● Task goal
Take the material below and write it all out again exactly.
[BEGIN Data for this task]
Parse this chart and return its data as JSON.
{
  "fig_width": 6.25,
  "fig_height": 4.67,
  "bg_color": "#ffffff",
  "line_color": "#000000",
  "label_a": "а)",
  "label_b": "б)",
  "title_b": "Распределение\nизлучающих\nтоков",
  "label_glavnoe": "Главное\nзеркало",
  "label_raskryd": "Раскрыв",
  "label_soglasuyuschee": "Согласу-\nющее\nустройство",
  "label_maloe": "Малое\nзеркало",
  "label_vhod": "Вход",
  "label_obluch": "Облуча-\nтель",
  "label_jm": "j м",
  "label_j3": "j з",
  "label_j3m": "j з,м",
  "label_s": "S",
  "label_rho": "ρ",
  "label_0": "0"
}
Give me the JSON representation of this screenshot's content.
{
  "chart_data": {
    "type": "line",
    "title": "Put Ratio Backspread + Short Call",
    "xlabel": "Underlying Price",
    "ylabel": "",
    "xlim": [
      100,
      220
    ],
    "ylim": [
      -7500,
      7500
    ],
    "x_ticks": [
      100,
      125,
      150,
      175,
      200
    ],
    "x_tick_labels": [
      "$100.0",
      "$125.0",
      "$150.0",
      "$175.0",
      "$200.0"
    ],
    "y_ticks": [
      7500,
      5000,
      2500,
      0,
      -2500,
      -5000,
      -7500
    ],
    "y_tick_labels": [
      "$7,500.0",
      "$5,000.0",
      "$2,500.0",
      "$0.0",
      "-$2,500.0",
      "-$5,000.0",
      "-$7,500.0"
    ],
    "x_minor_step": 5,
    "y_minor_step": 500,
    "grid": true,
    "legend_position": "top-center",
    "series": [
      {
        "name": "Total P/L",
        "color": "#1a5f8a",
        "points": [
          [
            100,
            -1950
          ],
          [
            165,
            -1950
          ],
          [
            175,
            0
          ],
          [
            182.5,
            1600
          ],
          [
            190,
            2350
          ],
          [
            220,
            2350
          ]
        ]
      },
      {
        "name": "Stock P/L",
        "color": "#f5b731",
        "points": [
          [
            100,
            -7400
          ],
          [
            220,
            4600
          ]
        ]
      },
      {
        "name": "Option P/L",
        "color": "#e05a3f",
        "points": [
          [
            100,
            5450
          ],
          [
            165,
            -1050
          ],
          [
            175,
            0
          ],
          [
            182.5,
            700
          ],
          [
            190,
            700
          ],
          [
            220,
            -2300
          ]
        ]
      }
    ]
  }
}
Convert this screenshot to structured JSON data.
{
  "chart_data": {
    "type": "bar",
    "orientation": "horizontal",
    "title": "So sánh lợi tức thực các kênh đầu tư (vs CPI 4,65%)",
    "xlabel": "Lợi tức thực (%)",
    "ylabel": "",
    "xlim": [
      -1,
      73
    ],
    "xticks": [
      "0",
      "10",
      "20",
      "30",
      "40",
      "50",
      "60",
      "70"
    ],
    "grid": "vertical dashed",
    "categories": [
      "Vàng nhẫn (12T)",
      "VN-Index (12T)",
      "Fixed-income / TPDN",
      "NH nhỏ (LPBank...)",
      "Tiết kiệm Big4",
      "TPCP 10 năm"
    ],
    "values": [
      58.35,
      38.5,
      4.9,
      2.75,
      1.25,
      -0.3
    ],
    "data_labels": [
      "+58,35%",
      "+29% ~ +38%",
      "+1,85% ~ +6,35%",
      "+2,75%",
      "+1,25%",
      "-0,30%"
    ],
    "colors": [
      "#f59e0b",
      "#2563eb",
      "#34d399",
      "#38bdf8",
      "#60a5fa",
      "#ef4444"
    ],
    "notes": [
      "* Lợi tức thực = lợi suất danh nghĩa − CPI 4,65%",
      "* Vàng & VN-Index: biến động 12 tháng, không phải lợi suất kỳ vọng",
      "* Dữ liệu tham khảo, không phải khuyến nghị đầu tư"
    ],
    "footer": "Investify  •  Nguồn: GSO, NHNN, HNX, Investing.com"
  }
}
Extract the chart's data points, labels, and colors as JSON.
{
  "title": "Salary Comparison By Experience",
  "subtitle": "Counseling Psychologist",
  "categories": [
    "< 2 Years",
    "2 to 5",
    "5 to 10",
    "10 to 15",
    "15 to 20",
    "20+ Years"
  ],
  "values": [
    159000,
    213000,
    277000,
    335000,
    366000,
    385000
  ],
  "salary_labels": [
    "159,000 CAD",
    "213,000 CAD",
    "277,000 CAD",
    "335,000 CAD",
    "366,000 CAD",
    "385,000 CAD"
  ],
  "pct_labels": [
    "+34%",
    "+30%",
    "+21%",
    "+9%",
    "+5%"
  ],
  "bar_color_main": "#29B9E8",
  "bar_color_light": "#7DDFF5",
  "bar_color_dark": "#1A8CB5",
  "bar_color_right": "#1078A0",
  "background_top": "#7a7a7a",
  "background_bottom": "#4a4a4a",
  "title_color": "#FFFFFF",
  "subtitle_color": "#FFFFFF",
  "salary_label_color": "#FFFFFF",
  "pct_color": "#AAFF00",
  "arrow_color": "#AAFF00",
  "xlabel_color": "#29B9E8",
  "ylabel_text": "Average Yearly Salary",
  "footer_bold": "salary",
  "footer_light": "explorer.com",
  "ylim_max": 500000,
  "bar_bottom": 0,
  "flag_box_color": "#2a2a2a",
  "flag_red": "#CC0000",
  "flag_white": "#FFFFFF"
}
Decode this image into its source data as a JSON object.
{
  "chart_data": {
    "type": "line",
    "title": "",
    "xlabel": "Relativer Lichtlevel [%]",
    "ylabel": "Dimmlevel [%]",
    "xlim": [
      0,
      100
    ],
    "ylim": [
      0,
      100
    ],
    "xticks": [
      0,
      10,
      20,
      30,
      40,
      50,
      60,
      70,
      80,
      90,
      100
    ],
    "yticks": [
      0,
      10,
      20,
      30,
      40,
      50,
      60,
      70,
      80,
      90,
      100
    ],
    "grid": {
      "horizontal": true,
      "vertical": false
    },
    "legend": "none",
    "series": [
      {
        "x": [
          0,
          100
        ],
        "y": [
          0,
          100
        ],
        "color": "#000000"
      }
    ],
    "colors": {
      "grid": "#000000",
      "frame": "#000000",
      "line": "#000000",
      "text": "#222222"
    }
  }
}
[END Data for this task]
● Correct result
Parse this chart and return its data as JSON.
{
  "fig_width": 6.25,
  "fig_height": 4.67,
  "bg_color": "#ffffff",
  "line_color": "#000000",
  "label_a": "а)",
  "label_b": "б)",
  "title_b": "Распределение\nизлучающих\nтоков",
  "label_glavnoe": "Главное\nзеркало",
  "label_raskryd": "Раскрыв",
  "label_soglasuyuschee": "Согласу-\nющее\nустройство",
  "label_maloe": "Малое\nзеркало",
  "label_vhod": "Вход",
  "label_obluch": "Облуча-\nтель",
  "label_jm": "j м",
  "label_j3": "j з",
  "label_j3m": "j з,м",
  "label_s": "S",
  "label_rho": "ρ",
  "label_0": "0"
}
Give me the JSON representation of this screenshot's content.
{
  "chart_data": {
    "type": "line",
    "title": "Put Ratio Backspread + Short Call",
    "xlabel": "Underlying Price",
    "ylabel": "",
    "xlim": [
      100,
      220
    ],
    "ylim": [
      -7500,
      7500
    ],
    "x_ticks": [
      100,
      125,
      150,
      175,
      200
    ],
    "x_tick_labels": [
      "$100.0",
      "$125.0",
      "$150.0",
      "$175.0",
      "$200.0"
    ],
    "y_ticks": [
      7500,
      5000,
      2500,
      0,
      -2500,
      -5000,
      -7500
    ],
    "y_tick_labels": [
      "$7,500.0",
      "$5,000.0",
      "$2,500.0",
      "$0.0",
      "-$2,500.0",
      "-$5,000.0",
      "-$7,500.0"
    ],
    "x_minor_step": 5,
    "y_minor_step": 500,
    "grid": true,
    "legend_position": "top-center",
    "series": [
      {
        "name": "Total P/L",
        "color": "#1a5f8a",
        "points": [
          [
            100,
            -1950
          ],
          [
            165,
            -1950
          ],
          [
            175,
            0
          ],
          [
            182.5,
            1600
          ],
          [
            190,
            2350
          ],
          [
            220,
            2350
          ]
        ]
      },
      {
        "name": "Stock P/L",
        "color": "#f5b731",
        "points": [
          [
            100,
            -7400
          ],
          [
            220,
            4600
          ]
        ]
      },
      {
        "name": "Option P/L",
        "color": "#e05a3f",
        "points": [
          [
            100,
            5450
          ],
          [
            165,
            -1050
          ],
          [
            175,
            0
          ],
          [
            182.5,
            700
          ],
          [
            190,
            700
          ],
          [
            220,
            -2300
          ]
        ]
      }
    ]
  }
}
Convert this screenshot to structured JSON data.
{
  "chart_data": {
    "type": "bar",
    "orientation": "horizontal",
    "title": "So sánh lợi tức thực các kênh đầu tư (vs CPI 4,65%)",
    "xlabel": "Lợi tức thực (%)",
    "ylabel": "",
    "xlim": [
      -1,
      73
    ],
    "xticks": [
      "0",
      "10",
      "20",
      "30",
      "40",
      "50",
      "60",
      "70"
    ],
    "grid": "vertical dashed",
    "categories": [
      "Vàng nhẫn (12T)",
      "VN-Index (12T)",
      "Fixed-income / TPDN",
      "NH nhỏ (LPBank...)",
      "Tiết kiệm Big4",
      "TPCP 10 năm"
    ],
    "values": [
      58.35,
      38.5,
      4.9,
      2.75,
      1.25,
      -0.3
    ],
    "data_labels": [
      "+58,35%",
      "+29% ~ +38%",
      "+1,85% ~ +6,35%",
      "+2,75%",
      "+1,25%",
      "-0,30%"
    ],
    "colors": [
      "#f59e0b",
      "#2563eb",
      "#34d399",
      "#38bdf8",
      "#60a5fa",
      "#ef4444"
    ],
    "notes": [
      "* Lợi tức thực = lợi suất danh nghĩa − CPI 4,65%",
      "* Vàng & VN-Index: biến động 12 tháng, không phải lợi suất kỳ vọng",
      "* Dữ liệu tham khảo, không phải khuyến nghị đầu tư"
    ],
    "footer": "Investify  •  Nguồn: GSO, NHNN, HNX, Investing.com"
  }
}
Extract the chart's data points, labels, and colors as JSON.
{
  "title": "Salary Comparison By Experience",
  "subtitle": "Counseling Psychologist",
  "categories": [
    "< 2 Years",
    "2 to 5",
    "5 to 10",
    "10 to 15",
    "15 to 20",
    "20+ Years"
  ],
  "values": [
    159000,
    213000,
    277000,
    335000,
    366000,
    385000
  ],
  "salary_labels": [
    "159,000 CAD",
    "213,000 CAD",
    "277,000 CAD",
    "335,000 CAD",
    "366,000 CAD",
    "385,000 CAD"
  ],
  "pct_labels": [
    "+34%",
    "+30%",
    "+21%",
    "+9%",
    "+5%"
  ],
  "bar_color_main": "#29B9E8",
  "bar_color_light": "#7DDFF5",
  "bar_color_dark": "#1A8CB5",
  "bar_color_right": "#1078A0",
  "background_top": "#7a7a7a",
  "background_bottom": "#4a4a4a",
  "title_color": "#FFFFFF",
  "subtitle_color": "#FFFFFF",
  "salary_label_color": "#FFFFFF",
  "pct_color": "#AAFF00",
  "arrow_color": "#AAFF00",
  "xlabel_color": "#29B9E8",
  "ylabel_text": "Average Yearly Salary",
  "footer_bold": "salary",
  "footer_light": "explorer.com",
  "ylim_max": 500000,
  "bar_bottom": 0,
  "flag_box_color": "#2a2a2a",
  "flag_red": "#CC0000",
  "flag_white": "#FFFFFF"
}
Decode this image into its source data as a JSON object.
{
  "chart_data": {
    "type": "line",
    "title": "",
    "xlabel": "Relativer Lichtlevel [%]",
    "ylabel": "Dimmlevel [%]",
    "xlim": [
      0,
      100
    ],
    "ylim": [
      0,
      100
    ],
    "xticks": [
      0,
      10,
      20,
      30,
      40,
      50,
      60,
      70,
      80,
      90,
      100
    ],
    "yticks": [
      0,
      10,
      20,
      30,
      40,
      50,
      60,
      70,
      80,
      90,
      100
    ],
    "grid": {
      "horizontal": true,
      "vertical": false
    },
    "legend": "none",
    "series": [
      {
        "x": [
          0,
          100
        ],
        "y": [
          0,
          100
        ],
        "color": "#000000"
      }
    ],
    "colors": {
      "grid": "#000000",
      "frame": "#000000",
      "line": "#000000",
      "text": "#222222"
    }
  }
}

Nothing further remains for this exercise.